> Stated goal
All entries should be output exactly as they stand.

> Exercise data

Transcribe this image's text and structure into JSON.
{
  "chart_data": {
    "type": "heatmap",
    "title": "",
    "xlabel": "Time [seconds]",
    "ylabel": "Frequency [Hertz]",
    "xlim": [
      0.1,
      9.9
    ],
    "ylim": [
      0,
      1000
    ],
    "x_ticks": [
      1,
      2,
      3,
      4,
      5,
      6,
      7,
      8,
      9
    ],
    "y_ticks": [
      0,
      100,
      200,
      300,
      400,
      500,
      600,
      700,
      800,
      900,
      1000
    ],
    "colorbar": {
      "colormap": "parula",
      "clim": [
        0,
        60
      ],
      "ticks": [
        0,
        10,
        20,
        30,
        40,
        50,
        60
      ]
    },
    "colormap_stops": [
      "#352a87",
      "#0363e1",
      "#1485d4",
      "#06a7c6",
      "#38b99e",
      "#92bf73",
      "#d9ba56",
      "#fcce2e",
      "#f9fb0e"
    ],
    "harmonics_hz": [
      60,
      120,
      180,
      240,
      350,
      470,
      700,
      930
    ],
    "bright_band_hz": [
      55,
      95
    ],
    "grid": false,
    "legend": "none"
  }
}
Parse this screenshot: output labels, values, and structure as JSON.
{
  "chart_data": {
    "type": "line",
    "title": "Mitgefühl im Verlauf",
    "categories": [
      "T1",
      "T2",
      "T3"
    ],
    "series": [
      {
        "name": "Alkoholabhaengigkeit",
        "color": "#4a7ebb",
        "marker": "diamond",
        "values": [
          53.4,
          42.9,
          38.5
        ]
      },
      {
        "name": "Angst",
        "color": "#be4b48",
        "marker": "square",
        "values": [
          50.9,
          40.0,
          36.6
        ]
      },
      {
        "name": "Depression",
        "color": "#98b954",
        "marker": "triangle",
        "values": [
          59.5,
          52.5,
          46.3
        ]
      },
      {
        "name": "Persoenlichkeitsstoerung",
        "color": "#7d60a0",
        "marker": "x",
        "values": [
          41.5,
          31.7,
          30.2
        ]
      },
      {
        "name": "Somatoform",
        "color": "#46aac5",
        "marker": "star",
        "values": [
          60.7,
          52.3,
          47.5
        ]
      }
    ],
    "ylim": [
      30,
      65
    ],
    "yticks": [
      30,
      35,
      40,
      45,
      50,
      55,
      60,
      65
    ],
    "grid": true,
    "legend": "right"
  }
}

> Solution for this exercise
Transcribe this image's text and structure into JSON.
{
  "chart_data": {
    "type": "heatmap",
    "title": "",
    "xlabel": "Time [seconds]",
    "ylabel": "Frequency [Hertz]",
    "xlim": [
      0.1,
      9.9
    ],
    "ylim": [
      0,
      1000
    ],
    "x_ticks": [
      1,
      2,
      3,
      4,
      5,
      6,
      7,
      8,
      9
    ],
    "y_ticks": [
      0,
      100,
      200,
      300,
      400,
      500,
      600,
      700,
      800,
      900,
      1000
    ],
    "colorbar": {
      "colormap": "parula",
      "clim": [
        0,
        60
      ],
      "ticks": [
        0,
        10,
        20,
        30,
        40,
        50,
        60
      ]
    },
    "colormap_stops": [
      "#352a87",
      "#0363e1",
      "#1485d4",
      "#06a7c6",
      "#38b99e",
      "#92bf73",
      "#d9ba56",
      "#fcce2e",
      "#f9fb0e"
    ],
    "harmonics_hz": [
      60,
      120,
      180,
      240,
      350,
      470,
      700,
      930
    ],
    "bright_band_hz": [
      55,
      95
    ],
    "grid": false,
    "legend": "none"
  }
}
Parse this screenshot: output labels, values, and structure as JSON.
{
  "chart_data": {
    "type": "line",
    "title": "Mitgefühl im Verlauf",
    "categories": [
      "T1",
      "T2",
      "T3"
    ],
    "series": [
      {
        "name": "Alkoholabhaengigkeit",
        "color": "#4a7ebb",
        "marker": "diamond",
        "values": [
          53.4,
          42.9,
          38.5
        ]
      },
      {
        "name": "Angst",
        "color": "#be4b48",
        "marker": "square",
        "values": [
          50.9,
          40.0,
          36.6
        ]
      },
      {
        "name": "Depression",
        "color": "#98b954",
        "marker": "triangle",
        "values": [
          59.5,
          52.5,
          46.3
        ]
      },
      {
        "name": "Persoenlichkeitsstoerung",
        "color": "#7d60a0",
        "marker": "x",
        "values": [
          41.5,
          31.7,
          30.2
        ]
      },
      {
        "name": "Somatoform",
        "color": "#46aac5",
        "marker": "star",
        "values": [
          60.7,
          52.3,
          47.5
        ]
      }
    ],
    "ylim": [
      30,
      65
    ],
    "yticks": [
      30,
      35,
      40,
      45,
      50,
      55,
      60,
      65
    ],
    "grid": true,
    "legend": "right"
  }
}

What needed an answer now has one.